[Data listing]
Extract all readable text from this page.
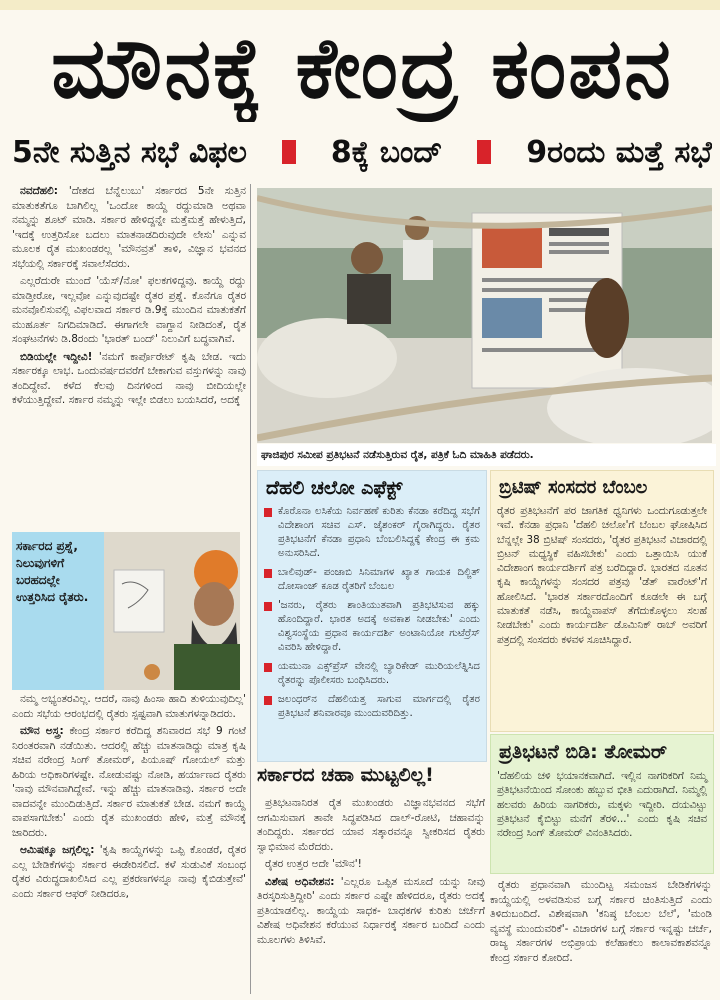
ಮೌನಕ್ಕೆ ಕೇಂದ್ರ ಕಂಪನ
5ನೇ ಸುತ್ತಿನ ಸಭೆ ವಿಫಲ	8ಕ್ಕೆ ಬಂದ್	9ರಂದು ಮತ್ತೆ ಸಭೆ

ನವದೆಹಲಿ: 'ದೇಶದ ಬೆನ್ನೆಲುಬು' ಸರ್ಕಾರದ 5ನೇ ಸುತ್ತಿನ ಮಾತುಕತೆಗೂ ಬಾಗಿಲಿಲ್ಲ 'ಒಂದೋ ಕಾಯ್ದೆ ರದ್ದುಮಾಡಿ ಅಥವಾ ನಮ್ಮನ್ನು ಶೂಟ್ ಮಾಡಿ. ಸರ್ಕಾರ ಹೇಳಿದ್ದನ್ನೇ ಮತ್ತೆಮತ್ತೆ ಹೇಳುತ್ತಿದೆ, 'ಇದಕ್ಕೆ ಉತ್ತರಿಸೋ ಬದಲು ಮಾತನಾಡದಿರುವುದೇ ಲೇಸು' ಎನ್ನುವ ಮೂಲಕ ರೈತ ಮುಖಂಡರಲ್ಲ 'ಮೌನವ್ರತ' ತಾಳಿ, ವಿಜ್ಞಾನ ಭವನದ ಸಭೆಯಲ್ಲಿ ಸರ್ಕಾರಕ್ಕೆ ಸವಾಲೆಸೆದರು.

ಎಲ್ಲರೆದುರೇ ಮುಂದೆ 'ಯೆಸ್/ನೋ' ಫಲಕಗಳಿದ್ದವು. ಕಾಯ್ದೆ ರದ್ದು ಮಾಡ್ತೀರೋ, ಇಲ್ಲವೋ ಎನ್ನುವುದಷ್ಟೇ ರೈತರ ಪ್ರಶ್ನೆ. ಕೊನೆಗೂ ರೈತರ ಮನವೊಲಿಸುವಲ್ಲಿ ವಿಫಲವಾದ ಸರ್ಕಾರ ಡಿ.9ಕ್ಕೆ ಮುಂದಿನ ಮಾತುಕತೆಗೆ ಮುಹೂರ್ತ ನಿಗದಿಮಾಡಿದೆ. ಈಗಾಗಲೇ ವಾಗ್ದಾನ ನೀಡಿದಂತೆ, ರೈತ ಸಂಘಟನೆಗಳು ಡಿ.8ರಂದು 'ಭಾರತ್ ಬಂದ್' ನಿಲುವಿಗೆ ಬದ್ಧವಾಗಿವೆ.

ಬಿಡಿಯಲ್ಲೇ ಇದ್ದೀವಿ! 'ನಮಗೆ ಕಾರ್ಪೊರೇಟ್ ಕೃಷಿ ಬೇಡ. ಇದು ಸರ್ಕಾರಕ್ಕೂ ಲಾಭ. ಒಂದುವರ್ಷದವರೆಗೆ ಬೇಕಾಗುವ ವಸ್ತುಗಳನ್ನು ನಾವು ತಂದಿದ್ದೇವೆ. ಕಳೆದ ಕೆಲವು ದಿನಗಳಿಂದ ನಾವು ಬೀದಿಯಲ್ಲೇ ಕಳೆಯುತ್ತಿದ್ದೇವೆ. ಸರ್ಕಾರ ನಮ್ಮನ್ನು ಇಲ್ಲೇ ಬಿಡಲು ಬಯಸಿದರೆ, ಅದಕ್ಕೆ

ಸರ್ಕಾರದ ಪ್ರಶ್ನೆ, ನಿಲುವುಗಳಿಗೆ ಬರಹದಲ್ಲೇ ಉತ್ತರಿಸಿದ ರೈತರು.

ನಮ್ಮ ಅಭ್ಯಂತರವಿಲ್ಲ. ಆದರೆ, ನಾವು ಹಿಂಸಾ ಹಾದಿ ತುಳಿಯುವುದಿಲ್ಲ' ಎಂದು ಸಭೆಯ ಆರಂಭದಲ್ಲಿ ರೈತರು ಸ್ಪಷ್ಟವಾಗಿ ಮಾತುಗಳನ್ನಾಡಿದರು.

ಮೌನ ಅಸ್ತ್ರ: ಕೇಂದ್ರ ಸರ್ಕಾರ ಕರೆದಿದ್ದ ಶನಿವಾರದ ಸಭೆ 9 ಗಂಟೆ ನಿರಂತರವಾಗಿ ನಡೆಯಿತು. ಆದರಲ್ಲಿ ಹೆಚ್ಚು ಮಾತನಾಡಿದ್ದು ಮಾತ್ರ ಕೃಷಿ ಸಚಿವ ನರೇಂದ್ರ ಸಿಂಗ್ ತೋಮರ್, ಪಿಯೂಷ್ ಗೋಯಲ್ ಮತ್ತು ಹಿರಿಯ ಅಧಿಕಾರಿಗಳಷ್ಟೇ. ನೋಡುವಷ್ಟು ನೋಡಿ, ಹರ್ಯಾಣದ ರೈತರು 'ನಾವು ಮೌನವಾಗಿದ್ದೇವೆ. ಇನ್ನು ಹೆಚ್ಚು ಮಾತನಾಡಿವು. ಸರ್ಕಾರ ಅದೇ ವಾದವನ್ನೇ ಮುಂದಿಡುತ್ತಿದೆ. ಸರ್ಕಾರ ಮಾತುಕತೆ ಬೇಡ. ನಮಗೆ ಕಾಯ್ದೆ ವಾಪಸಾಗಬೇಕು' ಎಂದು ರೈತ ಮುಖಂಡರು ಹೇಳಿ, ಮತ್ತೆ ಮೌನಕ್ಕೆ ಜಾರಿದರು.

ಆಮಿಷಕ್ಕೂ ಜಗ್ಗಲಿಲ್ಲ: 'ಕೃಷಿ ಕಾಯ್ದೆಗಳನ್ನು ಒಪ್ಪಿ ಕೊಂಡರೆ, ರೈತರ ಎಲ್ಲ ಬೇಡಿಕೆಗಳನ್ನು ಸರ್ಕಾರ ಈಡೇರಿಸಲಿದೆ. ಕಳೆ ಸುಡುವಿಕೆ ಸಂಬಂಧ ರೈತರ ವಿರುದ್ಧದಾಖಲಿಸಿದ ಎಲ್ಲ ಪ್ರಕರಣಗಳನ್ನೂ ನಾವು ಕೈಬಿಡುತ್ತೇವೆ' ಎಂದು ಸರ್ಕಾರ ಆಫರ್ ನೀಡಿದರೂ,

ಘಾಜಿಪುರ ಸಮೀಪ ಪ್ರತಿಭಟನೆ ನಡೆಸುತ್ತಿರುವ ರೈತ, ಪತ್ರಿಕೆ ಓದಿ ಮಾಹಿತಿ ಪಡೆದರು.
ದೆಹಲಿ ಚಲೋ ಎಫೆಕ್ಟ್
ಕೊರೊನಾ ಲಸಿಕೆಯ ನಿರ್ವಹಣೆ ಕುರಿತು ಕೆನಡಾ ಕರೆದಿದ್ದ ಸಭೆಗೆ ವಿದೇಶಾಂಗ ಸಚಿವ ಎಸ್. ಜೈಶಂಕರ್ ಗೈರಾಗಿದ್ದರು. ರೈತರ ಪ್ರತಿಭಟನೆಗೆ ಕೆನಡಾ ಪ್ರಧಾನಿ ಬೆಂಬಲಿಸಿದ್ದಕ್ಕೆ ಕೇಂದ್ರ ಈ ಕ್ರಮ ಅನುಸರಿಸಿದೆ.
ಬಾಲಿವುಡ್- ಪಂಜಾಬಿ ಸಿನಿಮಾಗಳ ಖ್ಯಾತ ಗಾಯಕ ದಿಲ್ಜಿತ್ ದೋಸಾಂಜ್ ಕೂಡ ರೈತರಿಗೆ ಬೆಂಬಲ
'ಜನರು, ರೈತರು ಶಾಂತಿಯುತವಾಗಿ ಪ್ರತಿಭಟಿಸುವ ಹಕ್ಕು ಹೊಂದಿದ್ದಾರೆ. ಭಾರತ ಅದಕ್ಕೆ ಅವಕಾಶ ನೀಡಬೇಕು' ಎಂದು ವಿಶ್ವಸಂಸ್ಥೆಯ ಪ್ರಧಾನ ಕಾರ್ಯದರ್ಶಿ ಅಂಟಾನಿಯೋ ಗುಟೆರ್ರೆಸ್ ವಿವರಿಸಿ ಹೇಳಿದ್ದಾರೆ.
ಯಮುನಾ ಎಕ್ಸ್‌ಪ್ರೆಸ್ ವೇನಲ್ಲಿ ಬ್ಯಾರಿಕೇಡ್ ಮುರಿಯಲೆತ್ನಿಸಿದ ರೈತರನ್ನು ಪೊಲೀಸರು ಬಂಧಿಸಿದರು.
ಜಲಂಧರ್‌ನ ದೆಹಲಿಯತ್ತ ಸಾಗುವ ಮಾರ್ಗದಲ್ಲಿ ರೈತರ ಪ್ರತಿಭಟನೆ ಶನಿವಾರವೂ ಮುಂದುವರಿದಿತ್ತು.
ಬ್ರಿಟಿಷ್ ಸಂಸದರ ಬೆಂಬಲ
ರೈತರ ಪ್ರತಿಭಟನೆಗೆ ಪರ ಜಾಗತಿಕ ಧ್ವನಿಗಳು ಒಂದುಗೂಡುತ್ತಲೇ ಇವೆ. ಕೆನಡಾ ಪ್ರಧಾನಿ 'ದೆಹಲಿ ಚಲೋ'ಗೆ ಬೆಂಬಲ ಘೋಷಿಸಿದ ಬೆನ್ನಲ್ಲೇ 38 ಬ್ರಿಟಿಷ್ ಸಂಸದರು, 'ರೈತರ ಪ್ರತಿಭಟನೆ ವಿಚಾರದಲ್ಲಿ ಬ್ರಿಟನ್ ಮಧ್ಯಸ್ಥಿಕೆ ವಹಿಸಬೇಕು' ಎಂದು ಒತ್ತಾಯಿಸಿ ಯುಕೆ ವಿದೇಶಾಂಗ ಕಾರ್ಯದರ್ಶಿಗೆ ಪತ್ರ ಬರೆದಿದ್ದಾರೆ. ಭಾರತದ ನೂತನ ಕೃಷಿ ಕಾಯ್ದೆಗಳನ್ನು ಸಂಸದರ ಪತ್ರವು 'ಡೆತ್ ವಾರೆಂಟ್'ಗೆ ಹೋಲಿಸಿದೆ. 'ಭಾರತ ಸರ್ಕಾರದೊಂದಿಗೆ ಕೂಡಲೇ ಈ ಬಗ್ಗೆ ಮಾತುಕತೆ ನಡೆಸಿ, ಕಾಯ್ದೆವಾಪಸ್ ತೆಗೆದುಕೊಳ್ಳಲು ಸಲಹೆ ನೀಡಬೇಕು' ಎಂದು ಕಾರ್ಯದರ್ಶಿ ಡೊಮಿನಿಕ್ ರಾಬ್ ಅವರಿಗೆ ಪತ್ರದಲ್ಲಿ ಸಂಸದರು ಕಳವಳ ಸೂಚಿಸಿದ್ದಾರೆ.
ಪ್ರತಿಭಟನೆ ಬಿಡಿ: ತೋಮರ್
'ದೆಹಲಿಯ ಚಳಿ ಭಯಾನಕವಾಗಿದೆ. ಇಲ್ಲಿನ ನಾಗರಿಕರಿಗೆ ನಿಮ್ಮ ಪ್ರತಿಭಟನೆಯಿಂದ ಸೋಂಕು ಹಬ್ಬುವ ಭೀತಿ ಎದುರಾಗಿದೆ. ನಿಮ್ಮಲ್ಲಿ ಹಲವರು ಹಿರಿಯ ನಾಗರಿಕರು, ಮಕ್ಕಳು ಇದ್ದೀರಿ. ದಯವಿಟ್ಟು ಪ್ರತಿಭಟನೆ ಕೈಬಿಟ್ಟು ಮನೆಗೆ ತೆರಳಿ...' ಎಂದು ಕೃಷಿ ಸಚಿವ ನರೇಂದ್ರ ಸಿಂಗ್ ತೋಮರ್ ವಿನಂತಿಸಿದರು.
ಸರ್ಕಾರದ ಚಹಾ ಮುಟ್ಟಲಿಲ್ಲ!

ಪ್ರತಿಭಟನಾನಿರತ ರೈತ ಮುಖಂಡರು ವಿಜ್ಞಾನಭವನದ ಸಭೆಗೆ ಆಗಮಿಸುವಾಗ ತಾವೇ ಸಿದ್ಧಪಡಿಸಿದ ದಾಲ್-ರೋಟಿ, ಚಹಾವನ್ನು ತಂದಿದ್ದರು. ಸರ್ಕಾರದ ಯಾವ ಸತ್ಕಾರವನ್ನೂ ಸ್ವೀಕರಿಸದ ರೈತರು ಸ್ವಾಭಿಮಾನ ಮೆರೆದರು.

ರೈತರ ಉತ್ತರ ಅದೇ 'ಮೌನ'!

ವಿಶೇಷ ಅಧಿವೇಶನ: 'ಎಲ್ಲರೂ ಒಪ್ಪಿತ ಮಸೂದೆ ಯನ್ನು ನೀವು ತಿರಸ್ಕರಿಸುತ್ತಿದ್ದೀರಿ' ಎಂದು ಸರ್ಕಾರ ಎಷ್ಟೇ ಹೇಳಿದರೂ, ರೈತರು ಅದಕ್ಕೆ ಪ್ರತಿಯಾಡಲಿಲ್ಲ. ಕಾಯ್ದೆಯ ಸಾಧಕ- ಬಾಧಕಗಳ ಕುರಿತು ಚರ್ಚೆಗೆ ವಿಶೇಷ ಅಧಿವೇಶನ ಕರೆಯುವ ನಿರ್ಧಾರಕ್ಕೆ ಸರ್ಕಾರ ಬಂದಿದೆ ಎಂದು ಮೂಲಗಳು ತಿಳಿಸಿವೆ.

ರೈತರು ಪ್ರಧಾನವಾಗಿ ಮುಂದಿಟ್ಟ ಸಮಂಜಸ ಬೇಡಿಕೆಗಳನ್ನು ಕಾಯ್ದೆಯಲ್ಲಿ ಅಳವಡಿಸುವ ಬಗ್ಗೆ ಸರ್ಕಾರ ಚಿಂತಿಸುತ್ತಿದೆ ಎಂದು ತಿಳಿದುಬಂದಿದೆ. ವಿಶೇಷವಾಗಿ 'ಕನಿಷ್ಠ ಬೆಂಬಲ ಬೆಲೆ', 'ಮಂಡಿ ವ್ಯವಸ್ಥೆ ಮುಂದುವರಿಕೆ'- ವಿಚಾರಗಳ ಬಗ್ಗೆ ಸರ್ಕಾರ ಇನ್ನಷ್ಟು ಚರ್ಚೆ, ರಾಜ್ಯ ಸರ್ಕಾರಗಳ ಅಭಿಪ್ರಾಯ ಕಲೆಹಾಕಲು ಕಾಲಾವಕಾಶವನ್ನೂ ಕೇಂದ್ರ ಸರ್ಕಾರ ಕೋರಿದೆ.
--
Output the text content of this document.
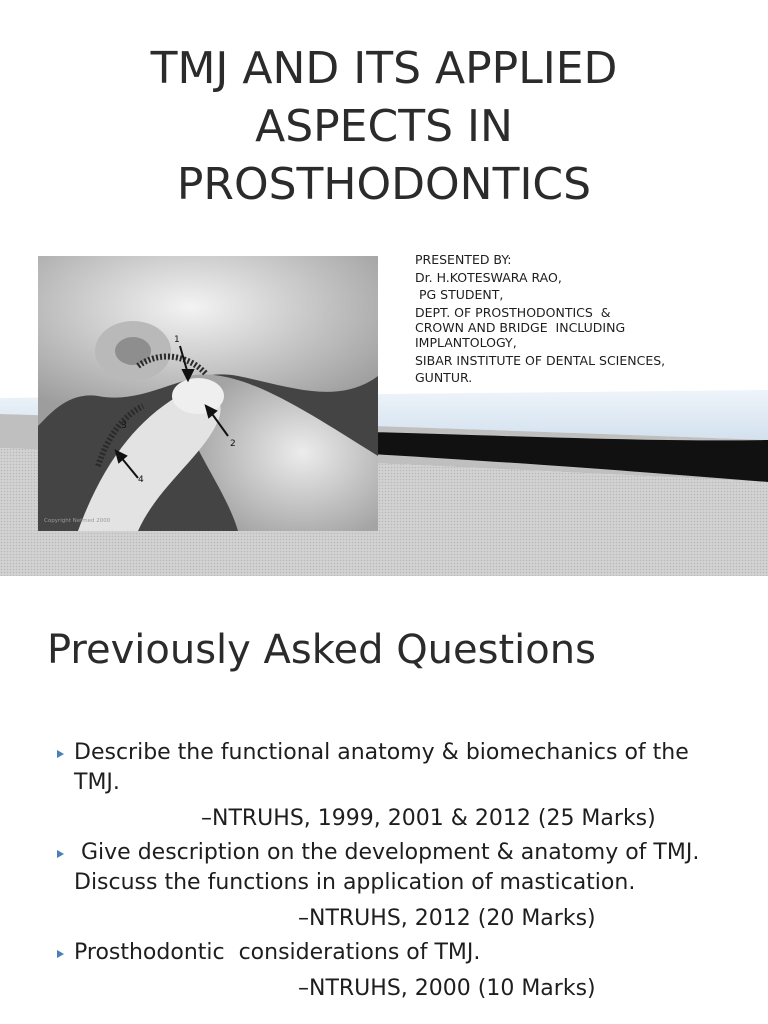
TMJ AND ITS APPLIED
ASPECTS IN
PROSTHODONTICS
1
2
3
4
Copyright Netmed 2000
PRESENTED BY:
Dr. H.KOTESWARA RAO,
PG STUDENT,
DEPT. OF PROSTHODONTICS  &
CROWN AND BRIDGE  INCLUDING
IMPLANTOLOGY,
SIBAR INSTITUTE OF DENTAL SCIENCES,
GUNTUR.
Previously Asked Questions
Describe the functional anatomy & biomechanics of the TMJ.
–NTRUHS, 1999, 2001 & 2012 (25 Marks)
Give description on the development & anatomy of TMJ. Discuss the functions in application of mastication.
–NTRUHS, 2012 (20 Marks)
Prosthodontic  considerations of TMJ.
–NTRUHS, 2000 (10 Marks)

INSTRUCTIONS TO FOLLOW:
Every line that holds the string "this" should be returned.

EXERCISE RESPONSE:
Extract all readable text from this page.
Output the text content of this document.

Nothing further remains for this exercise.